Goal ▸ Output every line of the entries from the line containing "OCR this image." through the last, exactly, with no other content.

>> start Records for this exercise

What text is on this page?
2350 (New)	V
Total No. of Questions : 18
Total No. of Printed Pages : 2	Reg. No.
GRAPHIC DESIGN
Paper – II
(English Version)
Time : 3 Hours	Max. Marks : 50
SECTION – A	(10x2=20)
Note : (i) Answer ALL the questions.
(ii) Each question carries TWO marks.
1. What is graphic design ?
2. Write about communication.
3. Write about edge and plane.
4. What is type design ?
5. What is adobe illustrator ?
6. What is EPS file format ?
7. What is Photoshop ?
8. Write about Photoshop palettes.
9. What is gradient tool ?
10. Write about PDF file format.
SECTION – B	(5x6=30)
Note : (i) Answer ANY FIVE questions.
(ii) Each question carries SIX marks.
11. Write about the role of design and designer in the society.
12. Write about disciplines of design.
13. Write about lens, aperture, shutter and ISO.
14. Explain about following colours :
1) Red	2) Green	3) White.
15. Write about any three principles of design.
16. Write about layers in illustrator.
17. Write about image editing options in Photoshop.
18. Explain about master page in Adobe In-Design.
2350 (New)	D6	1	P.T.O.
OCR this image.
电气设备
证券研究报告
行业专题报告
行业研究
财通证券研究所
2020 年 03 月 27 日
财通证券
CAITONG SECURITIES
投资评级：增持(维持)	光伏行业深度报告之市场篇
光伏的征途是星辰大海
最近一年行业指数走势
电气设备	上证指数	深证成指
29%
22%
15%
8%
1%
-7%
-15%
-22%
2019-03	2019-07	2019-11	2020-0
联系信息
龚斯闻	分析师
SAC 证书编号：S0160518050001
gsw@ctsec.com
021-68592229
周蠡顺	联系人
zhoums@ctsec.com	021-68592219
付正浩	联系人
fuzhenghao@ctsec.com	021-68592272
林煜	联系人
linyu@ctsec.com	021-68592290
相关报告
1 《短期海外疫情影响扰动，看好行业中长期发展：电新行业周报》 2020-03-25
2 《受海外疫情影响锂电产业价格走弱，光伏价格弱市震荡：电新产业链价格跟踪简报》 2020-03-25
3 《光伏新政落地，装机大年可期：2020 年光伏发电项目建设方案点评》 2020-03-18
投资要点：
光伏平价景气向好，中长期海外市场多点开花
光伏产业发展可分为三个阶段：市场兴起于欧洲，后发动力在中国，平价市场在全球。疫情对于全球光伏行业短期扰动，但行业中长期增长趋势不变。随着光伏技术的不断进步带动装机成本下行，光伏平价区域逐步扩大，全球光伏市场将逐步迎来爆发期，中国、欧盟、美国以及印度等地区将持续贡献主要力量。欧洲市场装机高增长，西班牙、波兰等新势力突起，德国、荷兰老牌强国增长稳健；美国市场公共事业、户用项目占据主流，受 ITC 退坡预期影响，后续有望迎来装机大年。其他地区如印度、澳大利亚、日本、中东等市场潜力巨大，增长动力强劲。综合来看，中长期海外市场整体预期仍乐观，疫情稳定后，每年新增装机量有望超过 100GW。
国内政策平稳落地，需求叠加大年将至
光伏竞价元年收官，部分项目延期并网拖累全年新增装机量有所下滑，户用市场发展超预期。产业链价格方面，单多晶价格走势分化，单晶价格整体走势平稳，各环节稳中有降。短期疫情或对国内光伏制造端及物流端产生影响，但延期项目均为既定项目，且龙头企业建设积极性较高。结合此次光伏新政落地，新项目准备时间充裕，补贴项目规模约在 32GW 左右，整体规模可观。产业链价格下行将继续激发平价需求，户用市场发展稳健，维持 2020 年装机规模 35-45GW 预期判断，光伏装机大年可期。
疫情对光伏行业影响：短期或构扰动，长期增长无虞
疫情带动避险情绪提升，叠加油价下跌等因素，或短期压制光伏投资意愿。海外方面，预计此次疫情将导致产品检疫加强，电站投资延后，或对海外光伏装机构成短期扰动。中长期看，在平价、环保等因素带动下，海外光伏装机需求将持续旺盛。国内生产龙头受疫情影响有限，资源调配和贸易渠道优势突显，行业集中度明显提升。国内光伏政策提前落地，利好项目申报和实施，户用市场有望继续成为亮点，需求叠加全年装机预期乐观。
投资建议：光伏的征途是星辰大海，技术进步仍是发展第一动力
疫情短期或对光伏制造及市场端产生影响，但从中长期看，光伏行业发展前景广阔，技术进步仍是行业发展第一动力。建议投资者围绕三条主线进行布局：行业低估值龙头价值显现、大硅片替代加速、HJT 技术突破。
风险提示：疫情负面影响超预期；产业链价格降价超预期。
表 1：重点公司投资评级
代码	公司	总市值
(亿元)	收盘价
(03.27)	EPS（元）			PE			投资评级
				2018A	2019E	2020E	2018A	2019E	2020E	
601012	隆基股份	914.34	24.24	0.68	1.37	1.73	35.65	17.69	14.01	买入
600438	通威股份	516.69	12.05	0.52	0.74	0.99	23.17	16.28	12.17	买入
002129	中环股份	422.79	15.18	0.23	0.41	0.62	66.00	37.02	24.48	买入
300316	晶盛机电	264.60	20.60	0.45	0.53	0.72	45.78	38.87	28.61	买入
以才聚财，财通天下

>> end Records for this exercise

The solution ▸
OCR this image.
电气设备
证券研究报告
行业专题报告
行业研究
财通证券研究所
2020 年 03 月 27 日
财通证券
CAITONG SECURITIES
投资评级：增持(维持)	光伏行业深度报告之市场篇
光伏的征途是星辰大海
最近一年行业指数走势
电气设备	上证指数	深证成指
29%
22%
15%
8%
1%
-7%
-15%
-22%
2019-03	2019-07	2019-11	2020-0
联系信息
龚斯闻	分析师
SAC 证书编号：S0160518050001
gsw@ctsec.com
021-68592229
周蠡顺	联系人
zhoums@ctsec.com	021-68592219
付正浩	联系人
fuzhenghao@ctsec.com	021-68592272
林煜	联系人
linyu@ctsec.com	021-68592290
相关报告
1 《短期海外疫情影响扰动，看好行业中长期发展：电新行业周报》 2020-03-25
2 《受海外疫情影响锂电产业价格走弱，光伏价格弱市震荡：电新产业链价格跟踪简报》 2020-03-25
3 《光伏新政落地，装机大年可期：2020 年光伏发电项目建设方案点评》 2020-03-18
投资要点：
光伏平价景气向好，中长期海外市场多点开花
光伏产业发展可分为三个阶段：市场兴起于欧洲，后发动力在中国，平价市场在全球。疫情对于全球光伏行业短期扰动，但行业中长期增长趋势不变。随着光伏技术的不断进步带动装机成本下行，光伏平价区域逐步扩大，全球光伏市场将逐步迎来爆发期，中国、欧盟、美国以及印度等地区将持续贡献主要力量。欧洲市场装机高增长，西班牙、波兰等新势力突起，德国、荷兰老牌强国增长稳健；美国市场公共事业、户用项目占据主流，受 ITC 退坡预期影响，后续有望迎来装机大年。其他地区如印度、澳大利亚、日本、中东等市场潜力巨大，增长动力强劲。综合来看，中长期海外市场整体预期仍乐观，疫情稳定后，每年新增装机量有望超过 100GW。
国内政策平稳落地，需求叠加大年将至
光伏竞价元年收官，部分项目延期并网拖累全年新增装机量有所下滑，户用市场发展超预期。产业链价格方面，单多晶价格走势分化，单晶价格整体走势平稳，各环节稳中有降。短期疫情或对国内光伏制造端及物流端产生影响，但延期项目均为既定项目，且龙头企业建设积极性较高。结合此次光伏新政落地，新项目准备时间充裕，补贴项目规模约在 32GW 左右，整体规模可观。产业链价格下行将继续激发平价需求，户用市场发展稳健，维持 2020 年装机规模 35-45GW 预期判断，光伏装机大年可期。
疫情对光伏行业影响：短期或构扰动，长期增长无虞
疫情带动避险情绪提升，叠加油价下跌等因素，或短期压制光伏投资意愿。海外方面，预计此次疫情将导致产品检疫加强，电站投资延后，或对海外光伏装机构成短期扰动。中长期看，在平价、环保等因素带动下，海外光伏装机需求将持续旺盛。国内生产龙头受疫情影响有限，资源调配和贸易渠道优势突显，行业集中度明显提升。国内光伏政策提前落地，利好项目申报和实施，户用市场有望继续成为亮点，需求叠加全年装机预期乐观。
投资建议：光伏的征途是星辰大海，技术进步仍是发展第一动力
疫情短期或对光伏制造及市场端产生影响，但从中长期看，光伏行业发展前景广阔，技术进步仍是行业发展第一动力。建议投资者围绕三条主线进行布局：行业低估值龙头价值显现、大硅片替代加速、HJT 技术突破。
风险提示：疫情负面影响超预期；产业链价格降价超预期。
表 1：重点公司投资评级
代码	公司	总市值
(亿元)	收盘价
(03.27)	EPS（元）			PE			投资评级
				2018A	2019E	2020E	2018A	2019E	2020E	
601012	隆基股份	914.34	24.24	0.68	1.37	1.73	35.65	17.69	14.01	买入
600438	通威股份	516.69	12.05	0.52	0.74	0.99	23.17	16.28	12.17	买入
002129	中环股份	422.79	15.18	0.23	0.41	0.62	66.00	37.02	24.48	买入
300316	晶盛机电	264.60	20.60	0.45	0.53	0.72	45.78	38.87	28.61	买入
以才聚财，财通天下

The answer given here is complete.